## PROBLEM TO SOLVE
Copy out the lines that include the word "change".

## Dataset entries on figures
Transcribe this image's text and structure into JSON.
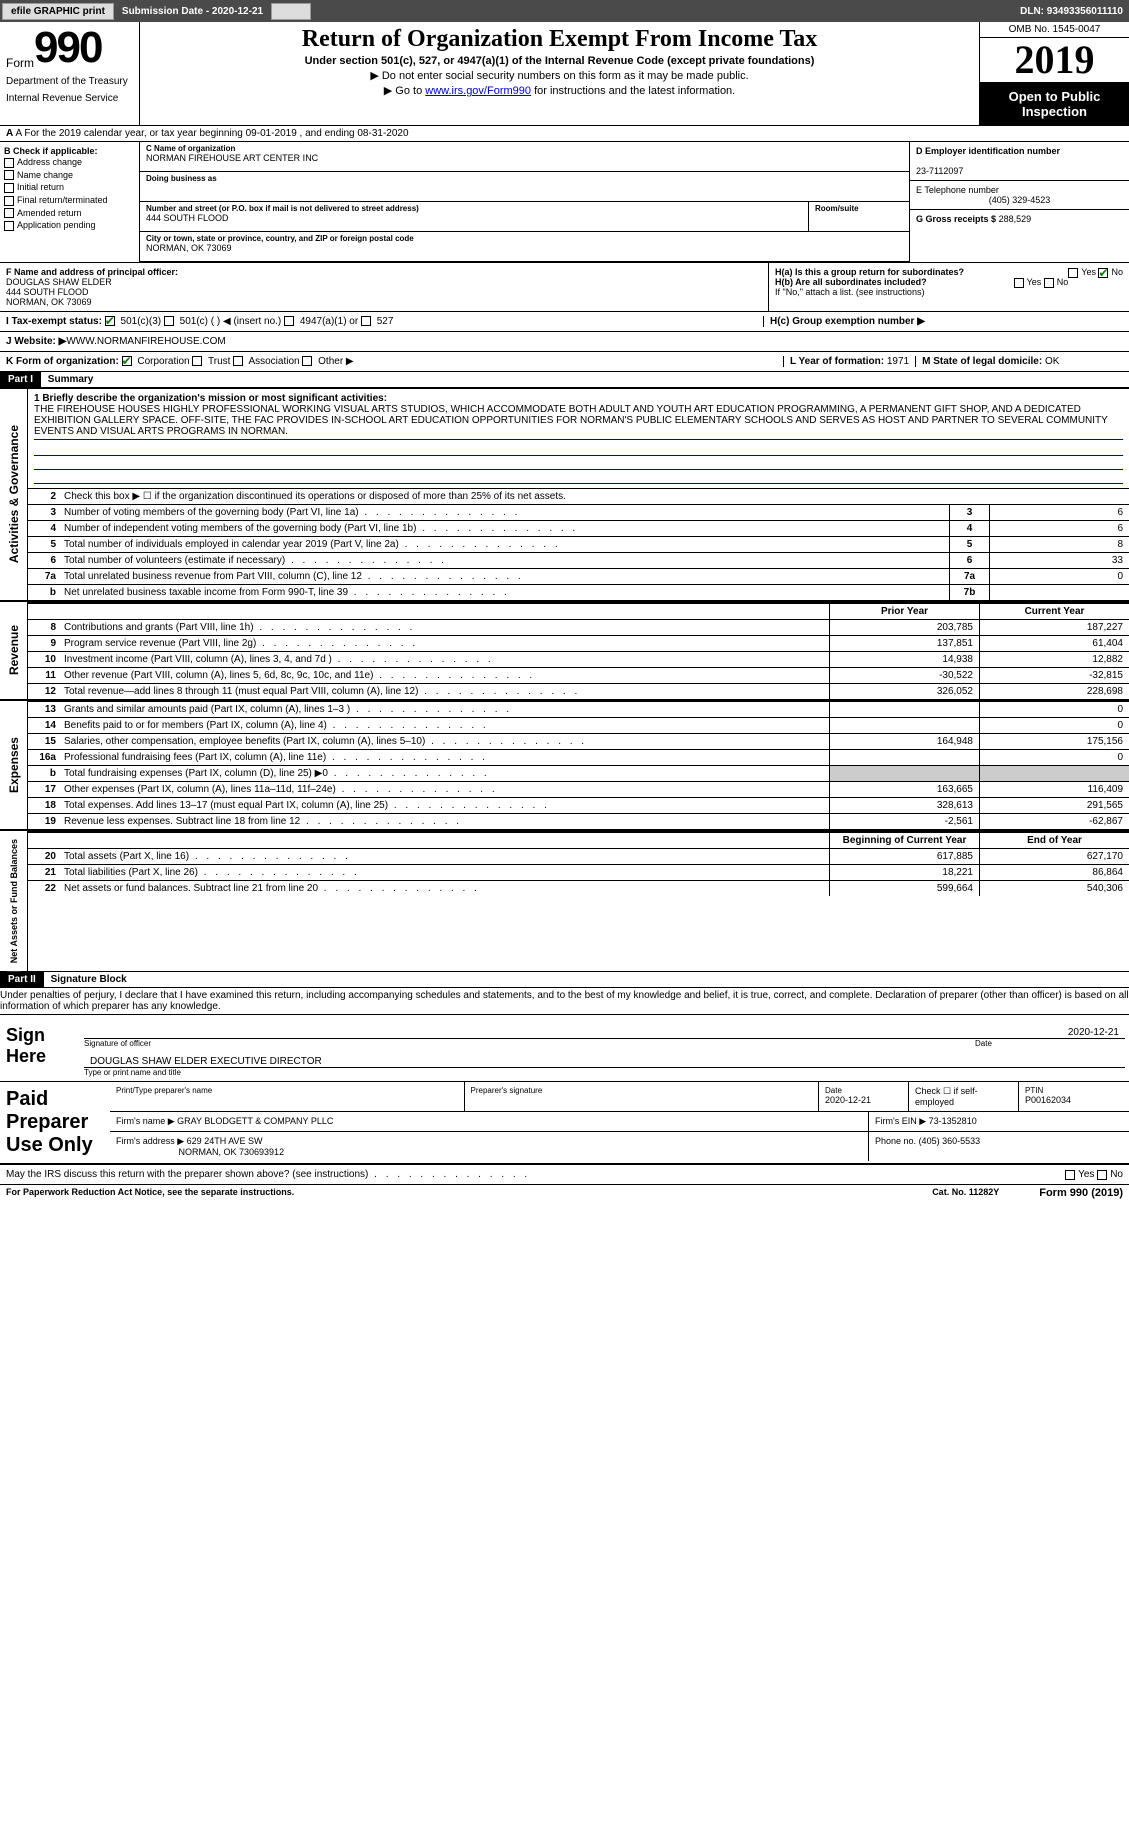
{
  "topbar": {
    "efile": "efile GRAPHIC print",
    "submission": "Submission Date - 2020-12-21",
    "dln": "DLN: 93493356011110"
  },
  "header": {
    "form_word": "Form",
    "form_num": "990",
    "dept1": "Department of the Treasury",
    "dept2": "Internal Revenue Service",
    "title": "Return of Organization Exempt From Income Tax",
    "subtitle": "Under section 501(c), 527, or 4947(a)(1) of the Internal Revenue Code (except private foundations)",
    "arrow1": "▶ Do not enter social security numbers on this form as it may be made public.",
    "arrow2_pre": "▶ Go to ",
    "arrow2_link": "www.irs.gov/Form990",
    "arrow2_post": " for instructions and the latest information.",
    "omb": "OMB No. 1545-0047",
    "year": "2019",
    "open1": "Open to Public",
    "open2": "Inspection"
  },
  "section_a": "A For the 2019 calendar year, or tax year beginning 09-01-2019    , and ending 08-31-2020",
  "b": {
    "title": "B Check if applicable:",
    "addr_change": "Address change",
    "name_change": "Name change",
    "initial": "Initial return",
    "final": "Final return/terminated",
    "amended": "Amended return",
    "app_pending": "Application pending"
  },
  "c": {
    "name_label": "C Name of organization",
    "name": "NORMAN FIREHOUSE ART CENTER INC",
    "dba_label": "Doing business as",
    "dba": "",
    "addr_label": "Number and street (or P.O. box if mail is not delivered to street address)",
    "room_label": "Room/suite",
    "addr": "444 SOUTH FLOOD",
    "city_label": "City or town, state or province, country, and ZIP or foreign postal code",
    "city": "NORMAN, OK  73069"
  },
  "d": {
    "ein_label": "D Employer identification number",
    "ein": "23-7112097",
    "phone_label": "E Telephone number",
    "phone": "(405) 329-4523",
    "gross_label": "G Gross receipts $",
    "gross": "288,529"
  },
  "f": {
    "label": "F  Name and address of principal officer:",
    "name": "DOUGLAS SHAW ELDER",
    "addr1": "444 SOUTH FLOOD",
    "addr2": "NORMAN, OK  73069"
  },
  "h": {
    "ha": "H(a)  Is this a group return for subordinates?",
    "hb": "H(b)  Are all subordinates included?",
    "hb_note": "If \"No,\" attach a list. (see instructions)",
    "hc": "H(c)  Group exemption number ▶",
    "yes": "Yes",
    "no": "No"
  },
  "i": {
    "label": "I   Tax-exempt status:",
    "c3": "501(c)(3)",
    "c": "501(c) (    ) ◀ (insert no.)",
    "a1": "4947(a)(1) or",
    "s527": "527"
  },
  "j": {
    "label": "J   Website: ▶",
    "url": "WWW.NORMANFIREHOUSE.COM"
  },
  "k": {
    "label": "K Form of organization:",
    "corp": "Corporation",
    "trust": "Trust",
    "assoc": "Association",
    "other": "Other ▶",
    "l_label": "L Year of formation:",
    "l_val": "1971",
    "m_label": "M State of legal domicile:",
    "m_val": "OK"
  },
  "part1": {
    "label": "Part I",
    "title": "Summary",
    "vl_activities": "Activities & Governance",
    "vl_revenue": "Revenue",
    "vl_expenses": "Expenses",
    "vl_net": "Net Assets or Fund Balances",
    "line1_label": "1  Briefly describe the organization's mission or most significant activities:",
    "mission": "THE FIREHOUSE HOUSES HIGHLY PROFESSIONAL WORKING VISUAL ARTS STUDIOS, WHICH ACCOMMODATE BOTH ADULT AND YOUTH ART EDUCATION PROGRAMMING, A PERMANENT GIFT SHOP, AND A DEDICATED EXHIBITION GALLERY SPACE. OFF-SITE, THE FAC PROVIDES IN-SCHOOL ART EDUCATION OPPORTUNITIES FOR NORMAN'S PUBLIC ELEMENTARY SCHOOLS AND SERVES AS HOST AND PARTNER TO SEVERAL COMMUNITY EVENTS AND VISUAL ARTS PROGRAMS IN NORMAN.",
    "line2": "Check this box ▶ ☐  if the organization discontinued its operations or disposed of more than 25% of its net assets.",
    "lines": [
      {
        "n": "3",
        "d": "Number of voting members of the governing body (Part VI, line 1a)",
        "box": "3",
        "v": "6"
      },
      {
        "n": "4",
        "d": "Number of independent voting members of the governing body (Part VI, line 1b)",
        "box": "4",
        "v": "6"
      },
      {
        "n": "5",
        "d": "Total number of individuals employed in calendar year 2019 (Part V, line 2a)",
        "box": "5",
        "v": "8"
      },
      {
        "n": "6",
        "d": "Total number of volunteers (estimate if necessary)",
        "box": "6",
        "v": "33"
      },
      {
        "n": "7a",
        "d": "Total unrelated business revenue from Part VIII, column (C), line 12",
        "box": "7a",
        "v": "0"
      },
      {
        "n": "b",
        "d": "Net unrelated business taxable income from Form 990-T, line 39",
        "box": "7b",
        "v": ""
      }
    ],
    "header_prior": "Prior Year",
    "header_current": "Current Year",
    "rev_lines": [
      {
        "n": "8",
        "d": "Contributions and grants (Part VIII, line 1h)",
        "pv": "203,785",
        "cv": "187,227"
      },
      {
        "n": "9",
        "d": "Program service revenue (Part VIII, line 2g)",
        "pv": "137,851",
        "cv": "61,404"
      },
      {
        "n": "10",
        "d": "Investment income (Part VIII, column (A), lines 3, 4, and 7d )",
        "pv": "14,938",
        "cv": "12,882"
      },
      {
        "n": "11",
        "d": "Other revenue (Part VIII, column (A), lines 5, 6d, 8c, 9c, 10c, and 11e)",
        "pv": "-30,522",
        "cv": "-32,815"
      },
      {
        "n": "12",
        "d": "Total revenue—add lines 8 through 11 (must equal Part VIII, column (A), line 12)",
        "pv": "326,052",
        "cv": "228,698"
      }
    ],
    "exp_lines": [
      {
        "n": "13",
        "d": "Grants and similar amounts paid (Part IX, column (A), lines 1–3 )",
        "pv": "",
        "cv": "0"
      },
      {
        "n": "14",
        "d": "Benefits paid to or for members (Part IX, column (A), line 4)",
        "pv": "",
        "cv": "0"
      },
      {
        "n": "15",
        "d": "Salaries, other compensation, employee benefits (Part IX, column (A), lines 5–10)",
        "pv": "164,948",
        "cv": "175,156"
      },
      {
        "n": "16a",
        "d": "Professional fundraising fees (Part IX, column (A), line 11e)",
        "pv": "",
        "cv": "0"
      },
      {
        "n": "b",
        "d": "Total fundraising expenses (Part IX, column (D), line 25) ▶0",
        "pv": "",
        "cv": "",
        "shade": true
      },
      {
        "n": "17",
        "d": "Other expenses (Part IX, column (A), lines 11a–11d, 11f–24e)",
        "pv": "163,665",
        "cv": "116,409"
      },
      {
        "n": "18",
        "d": "Total expenses. Add lines 13–17 (must equal Part IX, column (A), line 25)",
        "pv": "328,613",
        "cv": "291,565"
      },
      {
        "n": "19",
        "d": "Revenue less expenses. Subtract line 18 from line 12",
        "pv": "-2,561",
        "cv": "-62,867"
      }
    ],
    "header_begin": "Beginning of Current Year",
    "header_end": "End of Year",
    "net_lines": [
      {
        "n": "20",
        "d": "Total assets (Part X, line 16)",
        "pv": "617,885",
        "cv": "627,170"
      },
      {
        "n": "21",
        "d": "Total liabilities (Part X, line 26)",
        "pv": "18,221",
        "cv": "86,864"
      },
      {
        "n": "22",
        "d": "Net assets or fund balances. Subtract line 21 from line 20",
        "pv": "599,664",
        "cv": "540,306"
      }
    ]
  },
  "part2": {
    "label": "Part II",
    "title": "Signature Block",
    "declare": "Under penalties of perjury, I declare that I have examined this return, including accompanying schedules and statements, and to the best of my knowledge and belief, it is true, correct, and complete. Declaration of preparer (other than officer) is based on all information of which preparer has any knowledge.",
    "sign_here": "Sign Here",
    "sig_officer": "Signature of officer",
    "date": "Date",
    "sig_date": "2020-12-21",
    "officer_name": "DOUGLAS SHAW ELDER  EXECUTIVE DIRECTOR",
    "type_name": "Type or print name and title",
    "paid_prep": "Paid Preparer Use Only",
    "prep_name_label": "Print/Type preparer's name",
    "prep_sig_label": "Preparer's signature",
    "prep_date_label": "Date",
    "prep_date": "2020-12-21",
    "check_self": "Check ☐ if self-employed",
    "ptin_label": "PTIN",
    "ptin": "P00162034",
    "firm_name_label": "Firm's name    ▶",
    "firm_name": "GRAY BLODGETT & COMPANY PLLC",
    "firm_ein_label": "Firm's EIN ▶",
    "firm_ein": "73-1352810",
    "firm_addr_label": "Firm's address ▶",
    "firm_addr1": "629 24TH AVE SW",
    "firm_addr2": "NORMAN, OK  730693912",
    "firm_phone_label": "Phone no.",
    "firm_phone": "(405) 360-5533",
    "discuss": "May the IRS discuss this return with the preparer shown above? (see instructions)"
  },
  "footer": {
    "paperwork": "For Paperwork Reduction Act Notice, see the separate instructions.",
    "cat": "Cat. No. 11282Y",
    "form": "Form 990 (2019)"
  }
}
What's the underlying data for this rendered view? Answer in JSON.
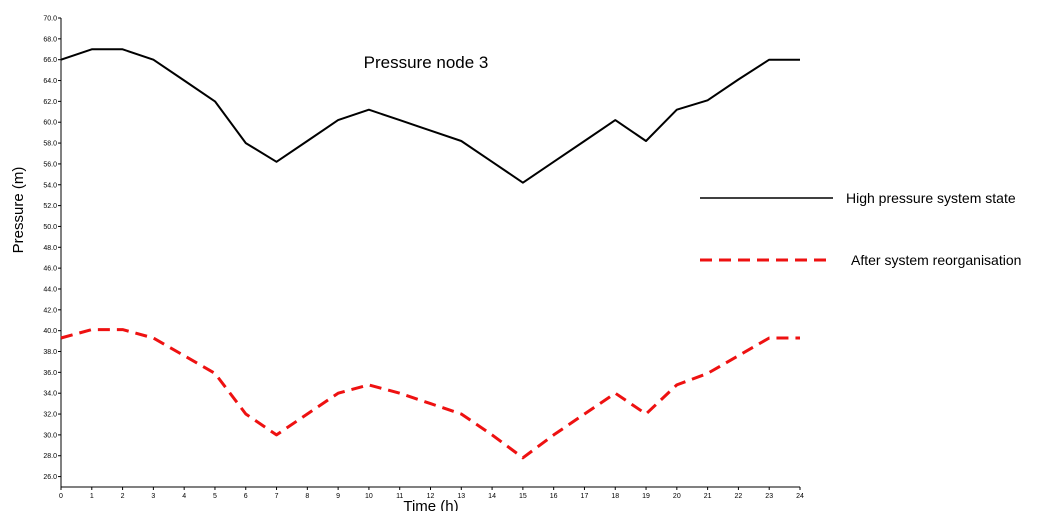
{
  "chart_data": {
    "type": "line",
    "title": "Pressure node 3",
    "xlabel": "Time (h)",
    "ylabel": "Pressure (m)",
    "xlim": [
      0,
      24
    ],
    "ylim": [
      25,
      70
    ],
    "x_ticks": [
      0,
      1,
      2,
      3,
      4,
      5,
      6,
      7,
      8,
      9,
      10,
      11,
      12,
      13,
      14,
      15,
      16,
      17,
      18,
      19,
      20,
      21,
      22,
      23,
      24
    ],
    "y_ticks": [
      26,
      28,
      30,
      32,
      34,
      36,
      38,
      40,
      42,
      44,
      46,
      48,
      50,
      52,
      54,
      56,
      58,
      60,
      62,
      64,
      66,
      68,
      70
    ],
    "grid": false,
    "legend_position": "right",
    "x": [
      0,
      1,
      2,
      3,
      4,
      5,
      6,
      7,
      8,
      9,
      10,
      11,
      12,
      13,
      14,
      15,
      16,
      17,
      18,
      19,
      20,
      21,
      22,
      23,
      24
    ],
    "series": [
      {
        "name": "High pressure system state",
        "color": "#000000",
        "style": "solid",
        "values": [
          66.0,
          67.0,
          67.0,
          66.0,
          64.0,
          62.0,
          58.0,
          56.2,
          58.2,
          60.2,
          61.2,
          60.2,
          59.2,
          58.2,
          56.2,
          54.2,
          56.2,
          58.2,
          60.2,
          58.2,
          61.2,
          62.1,
          64.1,
          66.0,
          66.0
        ]
      },
      {
        "name": "After system reorganisation",
        "color": "#ee1111",
        "style": "dashed",
        "values": [
          39.3,
          40.1,
          40.1,
          39.3,
          37.6,
          35.9,
          32.0,
          30.0,
          32.0,
          34.0,
          34.8,
          34.0,
          33.0,
          32.0,
          30.0,
          27.8,
          30.0,
          32.0,
          34.0,
          32.0,
          34.8,
          35.9,
          37.6,
          39.3,
          39.3
        ]
      }
    ]
  }
}
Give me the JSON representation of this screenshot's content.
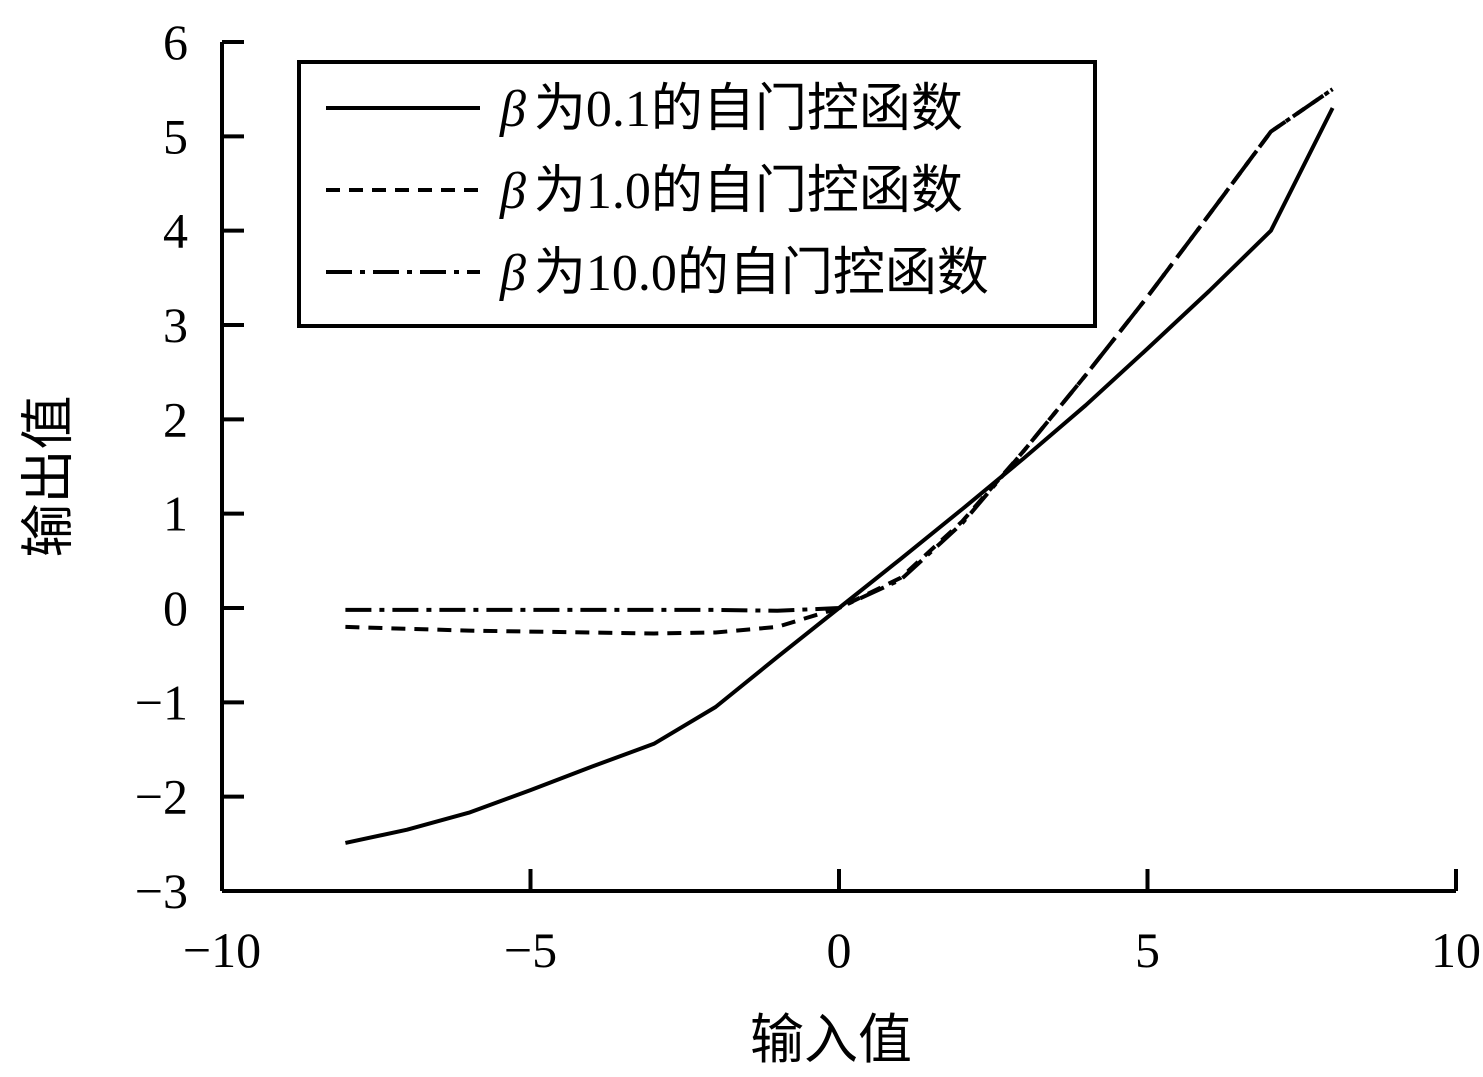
{
  "chart_data": {
    "type": "line",
    "title": "",
    "xlabel": "输入值",
    "ylabel": "输出值",
    "xlim": [
      -10,
      10
    ],
    "ylim": [
      -3,
      6
    ],
    "xticks": [
      -10,
      -5,
      0,
      5,
      10
    ],
    "xtick_labels": [
      "−10",
      "−5",
      "0",
      "5",
      "10"
    ],
    "yticks": [
      -3,
      -2,
      -1,
      0,
      1,
      2,
      3,
      4,
      5,
      6
    ],
    "ytick_labels": [
      "−3",
      "−2",
      "−1",
      "0",
      "1",
      "2",
      "3",
      "4",
      "5",
      "6"
    ],
    "grid": false,
    "legend_position": "top-left",
    "series": [
      {
        "name": "β为0.1的自门控函数",
        "legend_symbol": "β",
        "legend_text": "为0.1的自门控函数",
        "line_style": "solid",
        "color": "#000000",
        "x": [
          -8,
          -7,
          -6,
          -5,
          -4,
          -3,
          -2,
          -1,
          0,
          1,
          2,
          3,
          4,
          5,
          6,
          7,
          8
        ],
        "y": [
          -2.49,
          -2.35,
          -2.17,
          -1.93,
          -1.68,
          -1.44,
          -1.05,
          -0.52,
          0.0,
          0.52,
          1.05,
          1.59,
          2.15,
          2.75,
          3.36,
          4.0,
          5.3
        ]
      },
      {
        "name": "β为1.0的自门控函数",
        "legend_symbol": "β",
        "legend_text": "为1.0的自门控函数",
        "line_style": "dashed",
        "color": "#000000",
        "x": [
          -8,
          -7,
          -6,
          -5,
          -4,
          -3,
          -2,
          -1,
          0,
          1,
          2,
          3,
          4,
          5,
          6,
          7,
          8
        ],
        "y": [
          -0.2,
          -0.22,
          -0.24,
          -0.25,
          -0.26,
          -0.27,
          -0.26,
          -0.2,
          0.0,
          0.32,
          0.92,
          1.67,
          2.47,
          3.3,
          4.17,
          5.05,
          5.5
        ]
      },
      {
        "name": "β为10.0的自门控函数",
        "legend_symbol": "β",
        "legend_text": "为10.0的自门控函数",
        "line_style": "dashdot",
        "color": "#000000",
        "x": [
          -8,
          -7,
          -6,
          -5,
          -4,
          -3,
          -2,
          -1,
          0,
          1,
          2,
          3,
          4,
          5,
          6,
          7,
          8
        ],
        "y": [
          -0.02,
          -0.02,
          -0.02,
          -0.02,
          -0.02,
          -0.02,
          -0.02,
          -0.03,
          0.0,
          0.3,
          0.9,
          1.67,
          2.47,
          3.3,
          4.17,
          5.05,
          5.5
        ]
      }
    ]
  }
}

## SOLUTION FOR THIS EXERCISE
    "addr_change": "Address change",
    "name_change": "Name change",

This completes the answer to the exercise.